-- start of Material provided --

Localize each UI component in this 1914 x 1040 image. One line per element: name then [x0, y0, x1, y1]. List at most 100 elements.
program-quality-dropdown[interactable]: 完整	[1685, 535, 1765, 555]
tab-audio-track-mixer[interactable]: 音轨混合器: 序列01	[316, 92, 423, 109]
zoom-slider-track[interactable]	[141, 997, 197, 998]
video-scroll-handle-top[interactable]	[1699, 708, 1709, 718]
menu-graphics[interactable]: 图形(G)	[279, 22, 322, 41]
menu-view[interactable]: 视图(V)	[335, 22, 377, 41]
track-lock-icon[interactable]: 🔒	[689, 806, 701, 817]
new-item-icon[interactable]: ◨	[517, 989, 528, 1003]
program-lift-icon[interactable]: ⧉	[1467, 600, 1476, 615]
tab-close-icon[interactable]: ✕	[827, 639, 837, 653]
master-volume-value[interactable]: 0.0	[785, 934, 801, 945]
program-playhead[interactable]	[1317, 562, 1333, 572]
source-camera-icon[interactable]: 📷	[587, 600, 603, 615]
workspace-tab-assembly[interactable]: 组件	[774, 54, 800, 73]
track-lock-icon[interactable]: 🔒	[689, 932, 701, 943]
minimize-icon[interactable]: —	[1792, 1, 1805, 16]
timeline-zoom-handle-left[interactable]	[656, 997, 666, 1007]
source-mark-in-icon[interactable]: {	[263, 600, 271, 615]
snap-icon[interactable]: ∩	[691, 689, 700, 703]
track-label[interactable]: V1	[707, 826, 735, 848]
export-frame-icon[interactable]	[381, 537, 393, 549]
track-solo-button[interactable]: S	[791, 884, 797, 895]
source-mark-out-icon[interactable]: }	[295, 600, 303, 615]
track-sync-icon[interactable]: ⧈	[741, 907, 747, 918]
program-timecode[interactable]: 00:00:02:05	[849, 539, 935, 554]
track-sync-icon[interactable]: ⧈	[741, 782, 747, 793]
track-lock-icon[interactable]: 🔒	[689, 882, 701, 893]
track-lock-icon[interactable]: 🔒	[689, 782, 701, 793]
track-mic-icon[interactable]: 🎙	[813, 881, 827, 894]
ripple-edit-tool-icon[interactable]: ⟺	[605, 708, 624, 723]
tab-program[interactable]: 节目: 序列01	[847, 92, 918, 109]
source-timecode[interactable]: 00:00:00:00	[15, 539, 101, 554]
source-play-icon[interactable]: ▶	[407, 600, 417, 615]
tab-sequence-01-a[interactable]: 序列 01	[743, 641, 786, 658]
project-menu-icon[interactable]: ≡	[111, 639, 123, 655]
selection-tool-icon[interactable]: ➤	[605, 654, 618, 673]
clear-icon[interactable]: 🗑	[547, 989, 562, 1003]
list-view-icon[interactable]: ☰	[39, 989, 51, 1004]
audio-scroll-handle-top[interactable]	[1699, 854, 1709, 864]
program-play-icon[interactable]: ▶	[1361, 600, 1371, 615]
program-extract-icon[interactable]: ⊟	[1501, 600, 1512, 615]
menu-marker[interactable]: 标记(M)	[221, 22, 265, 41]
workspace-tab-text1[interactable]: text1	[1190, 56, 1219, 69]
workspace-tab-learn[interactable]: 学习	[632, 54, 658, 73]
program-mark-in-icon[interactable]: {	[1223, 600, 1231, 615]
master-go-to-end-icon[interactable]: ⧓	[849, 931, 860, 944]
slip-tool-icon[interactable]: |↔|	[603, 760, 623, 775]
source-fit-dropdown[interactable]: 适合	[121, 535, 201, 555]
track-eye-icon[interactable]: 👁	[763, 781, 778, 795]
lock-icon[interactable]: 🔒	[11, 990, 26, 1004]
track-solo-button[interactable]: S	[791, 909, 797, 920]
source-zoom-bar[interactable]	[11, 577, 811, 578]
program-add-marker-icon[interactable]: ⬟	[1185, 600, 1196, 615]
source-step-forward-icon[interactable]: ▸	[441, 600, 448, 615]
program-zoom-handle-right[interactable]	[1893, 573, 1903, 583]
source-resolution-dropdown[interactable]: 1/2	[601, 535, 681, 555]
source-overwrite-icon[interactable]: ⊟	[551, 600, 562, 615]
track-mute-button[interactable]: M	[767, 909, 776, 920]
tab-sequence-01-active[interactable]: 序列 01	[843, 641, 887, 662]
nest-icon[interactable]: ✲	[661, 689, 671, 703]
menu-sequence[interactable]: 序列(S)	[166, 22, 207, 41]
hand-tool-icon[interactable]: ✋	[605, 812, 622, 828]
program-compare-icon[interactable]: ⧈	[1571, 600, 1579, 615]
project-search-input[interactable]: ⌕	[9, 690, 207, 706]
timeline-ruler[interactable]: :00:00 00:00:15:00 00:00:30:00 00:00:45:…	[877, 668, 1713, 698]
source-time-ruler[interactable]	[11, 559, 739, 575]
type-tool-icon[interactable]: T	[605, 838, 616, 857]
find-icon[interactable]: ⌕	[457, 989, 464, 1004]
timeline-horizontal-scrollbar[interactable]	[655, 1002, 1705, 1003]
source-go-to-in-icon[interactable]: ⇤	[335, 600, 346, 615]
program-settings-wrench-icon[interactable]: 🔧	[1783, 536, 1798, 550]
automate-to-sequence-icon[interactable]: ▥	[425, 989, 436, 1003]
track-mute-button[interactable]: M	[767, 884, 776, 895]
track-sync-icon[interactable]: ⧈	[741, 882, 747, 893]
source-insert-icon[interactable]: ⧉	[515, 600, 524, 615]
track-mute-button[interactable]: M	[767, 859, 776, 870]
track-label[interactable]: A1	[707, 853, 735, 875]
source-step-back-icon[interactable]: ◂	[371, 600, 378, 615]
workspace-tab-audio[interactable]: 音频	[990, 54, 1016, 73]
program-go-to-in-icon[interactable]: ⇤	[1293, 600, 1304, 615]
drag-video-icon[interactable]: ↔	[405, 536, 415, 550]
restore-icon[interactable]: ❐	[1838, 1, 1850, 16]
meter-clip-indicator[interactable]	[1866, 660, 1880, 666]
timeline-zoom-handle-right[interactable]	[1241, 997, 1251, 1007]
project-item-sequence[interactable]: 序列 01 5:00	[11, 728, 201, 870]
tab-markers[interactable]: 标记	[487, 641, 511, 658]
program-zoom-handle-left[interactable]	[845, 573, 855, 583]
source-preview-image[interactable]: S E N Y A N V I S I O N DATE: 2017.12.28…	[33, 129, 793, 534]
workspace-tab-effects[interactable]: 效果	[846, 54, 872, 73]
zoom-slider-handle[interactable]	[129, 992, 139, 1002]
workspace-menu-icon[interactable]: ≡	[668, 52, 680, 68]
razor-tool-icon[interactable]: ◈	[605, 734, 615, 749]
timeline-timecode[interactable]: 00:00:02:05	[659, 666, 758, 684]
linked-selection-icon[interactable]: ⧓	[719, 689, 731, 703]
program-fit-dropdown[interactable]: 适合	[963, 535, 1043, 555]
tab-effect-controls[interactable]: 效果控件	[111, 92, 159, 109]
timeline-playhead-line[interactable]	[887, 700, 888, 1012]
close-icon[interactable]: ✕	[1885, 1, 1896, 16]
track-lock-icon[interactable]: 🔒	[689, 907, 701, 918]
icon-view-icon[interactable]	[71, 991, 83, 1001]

-- end of Material provided --

Copy every line of the listing above word for word, without changing anything.

The reply ->
Localize each UI component in this 1914 x 1040 image. One line per element: name then [x0, y0, x1, y1]. List at most 100 elements.
program-quality-dropdown[interactable]: 完整	[1685, 535, 1765, 555]
tab-audio-track-mixer[interactable]: 音轨混合器: 序列01	[316, 92, 423, 109]
zoom-slider-track[interactable]	[141, 997, 197, 998]
video-scroll-handle-top[interactable]	[1699, 708, 1709, 718]
menu-graphics[interactable]: 图形(G)	[279, 22, 322, 41]
menu-view[interactable]: 视图(V)	[335, 22, 377, 41]
track-lock-icon[interactable]: 🔒	[689, 806, 701, 817]
new-item-icon[interactable]: ◨	[517, 989, 528, 1003]
program-lift-icon[interactable]: ⧉	[1467, 600, 1476, 615]
tab-close-icon[interactable]: ✕	[827, 639, 837, 653]
master-volume-value[interactable]: 0.0	[785, 934, 801, 945]
program-playhead[interactable]	[1317, 562, 1333, 572]
source-camera-icon[interactable]: 📷	[587, 600, 603, 615]
workspace-tab-assembly[interactable]: 组件	[774, 54, 800, 73]
track-lock-icon[interactable]: 🔒	[689, 932, 701, 943]
minimize-icon[interactable]: —	[1792, 1, 1805, 16]
timeline-zoom-handle-left[interactable]	[656, 997, 666, 1007]
source-mark-in-icon[interactable]: {	[263, 600, 271, 615]
snap-icon[interactable]: ∩	[691, 689, 700, 703]
track-label[interactable]: V1	[707, 826, 735, 848]
export-frame-icon[interactable]	[381, 537, 393, 549]
track-solo-button[interactable]: S	[791, 884, 797, 895]
source-mark-out-icon[interactable]: }	[295, 600, 303, 615]
track-sync-icon[interactable]: ⧈	[741, 907, 747, 918]
program-timecode[interactable]: 00:00:02:05	[849, 539, 935, 554]
track-sync-icon[interactable]: ⧈	[741, 782, 747, 793]
track-lock-icon[interactable]: 🔒	[689, 882, 701, 893]
track-lock-icon[interactable]: 🔒	[689, 782, 701, 793]
track-mic-icon[interactable]: 🎙	[813, 881, 827, 894]
ripple-edit-tool-icon[interactable]: ⟺	[605, 708, 624, 723]
tab-program[interactable]: 节目: 序列01	[847, 92, 918, 109]
source-timecode[interactable]: 00:00:00:00	[15, 539, 101, 554]
source-play-icon[interactable]: ▶	[407, 600, 417, 615]
tab-sequence-01-a[interactable]: 序列 01	[743, 641, 786, 658]
project-menu-icon[interactable]: ≡	[111, 639, 123, 655]
selection-tool-icon[interactable]: ➤	[605, 654, 618, 673]
clear-icon[interactable]: 🗑	[547, 989, 562, 1003]
list-view-icon[interactable]: ☰	[39, 989, 51, 1004]
audio-scroll-handle-top[interactable]	[1699, 854, 1709, 864]
program-play-icon[interactable]: ▶	[1361, 600, 1371, 615]
program-extract-icon[interactable]: ⊟	[1501, 600, 1512, 615]
menu-marker[interactable]: 标记(M)	[221, 22, 265, 41]
workspace-tab-text1[interactable]: text1	[1190, 56, 1219, 69]
workspace-tab-learn[interactable]: 学习	[632, 54, 658, 73]
program-mark-in-icon[interactable]: {	[1223, 600, 1231, 615]
master-go-to-end-icon[interactable]: ⧓	[849, 931, 860, 944]
slip-tool-icon[interactable]: |↔|	[603, 760, 623, 775]
source-fit-dropdown[interactable]: 适合	[121, 535, 201, 555]
track-eye-icon[interactable]: 👁	[763, 781, 778, 795]
lock-icon[interactable]: 🔒	[11, 990, 26, 1004]
track-solo-button[interactable]: S	[791, 909, 797, 920]
source-zoom-bar[interactable]	[11, 577, 811, 578]
program-add-marker-icon[interactable]: ⬟	[1185, 600, 1196, 615]
source-step-forward-icon[interactable]: ▸	[441, 600, 448, 615]
program-zoom-handle-right[interactable]	[1893, 573, 1903, 583]
source-resolution-dropdown[interactable]: 1/2	[601, 535, 681, 555]
source-overwrite-icon[interactable]: ⊟	[551, 600, 562, 615]
track-mute-button[interactable]: M	[767, 909, 776, 920]
tab-sequence-01-active[interactable]: 序列 01	[843, 641, 887, 662]
nest-icon[interactable]: ✲	[661, 689, 671, 703]
menu-sequence[interactable]: 序列(S)	[166, 22, 207, 41]
hand-tool-icon[interactable]: ✋	[605, 812, 622, 828]
program-compare-icon[interactable]: ⧈	[1571, 600, 1579, 615]
project-search-input[interactable]: ⌕	[9, 690, 207, 706]
timeline-ruler[interactable]: :00:00 00:00:15:00 00:00:30:00 00:00:45:…	[877, 668, 1713, 698]
source-time-ruler[interactable]	[11, 559, 739, 575]
type-tool-icon[interactable]: T	[605, 838, 616, 857]
find-icon[interactable]: ⌕	[457, 989, 464, 1004]
timeline-horizontal-scrollbar[interactable]	[655, 1002, 1705, 1003]
source-go-to-in-icon[interactable]: ⇤	[335, 600, 346, 615]
program-settings-wrench-icon[interactable]: 🔧	[1783, 536, 1798, 550]
automate-to-sequence-icon[interactable]: ▥	[425, 989, 436, 1003]
track-mute-button[interactable]: M	[767, 884, 776, 895]
track-sync-icon[interactable]: ⧈	[741, 882, 747, 893]
source-insert-icon[interactable]: ⧉	[515, 600, 524, 615]
track-mute-button[interactable]: M	[767, 859, 776, 870]
track-label[interactable]: A1	[707, 853, 735, 875]
source-step-back-icon[interactable]: ◂	[371, 600, 378, 615]
workspace-tab-audio[interactable]: 音频	[990, 54, 1016, 73]
program-go-to-in-icon[interactable]: ⇤	[1293, 600, 1304, 615]
drag-video-icon[interactable]: ↔	[405, 536, 415, 550]
restore-icon[interactable]: ❐	[1838, 1, 1850, 16]
meter-clip-indicator[interactable]	[1866, 660, 1880, 666]
timeline-zoom-handle-right[interactable]	[1241, 997, 1251, 1007]
project-item-sequence[interactable]: 序列 01 5:00	[11, 728, 201, 870]
tab-markers[interactable]: 标记	[487, 641, 511, 658]
program-zoom-handle-left[interactable]	[845, 573, 855, 583]
source-preview-image[interactable]: S E N Y A N V I S I O N DATE: 2017.12.28…	[33, 129, 793, 534]
workspace-tab-effects[interactable]: 效果	[846, 54, 872, 73]
zoom-slider-handle[interactable]	[129, 992, 139, 1002]
workspace-menu-icon[interactable]: ≡	[668, 52, 680, 68]
razor-tool-icon[interactable]: ◈	[605, 734, 615, 749]
timeline-timecode[interactable]: 00:00:02:05	[659, 666, 758, 684]
linked-selection-icon[interactable]: ⧓	[719, 689, 731, 703]
program-fit-dropdown[interactable]: 适合	[963, 535, 1043, 555]
tab-effect-controls[interactable]: 效果控件	[111, 92, 159, 109]
timeline-playhead-line[interactable]	[887, 700, 888, 1012]
close-icon[interactable]: ✕	[1885, 1, 1896, 16]
track-lock-icon[interactable]: 🔒	[689, 907, 701, 918]
icon-view-icon[interactable]	[71, 991, 83, 1001]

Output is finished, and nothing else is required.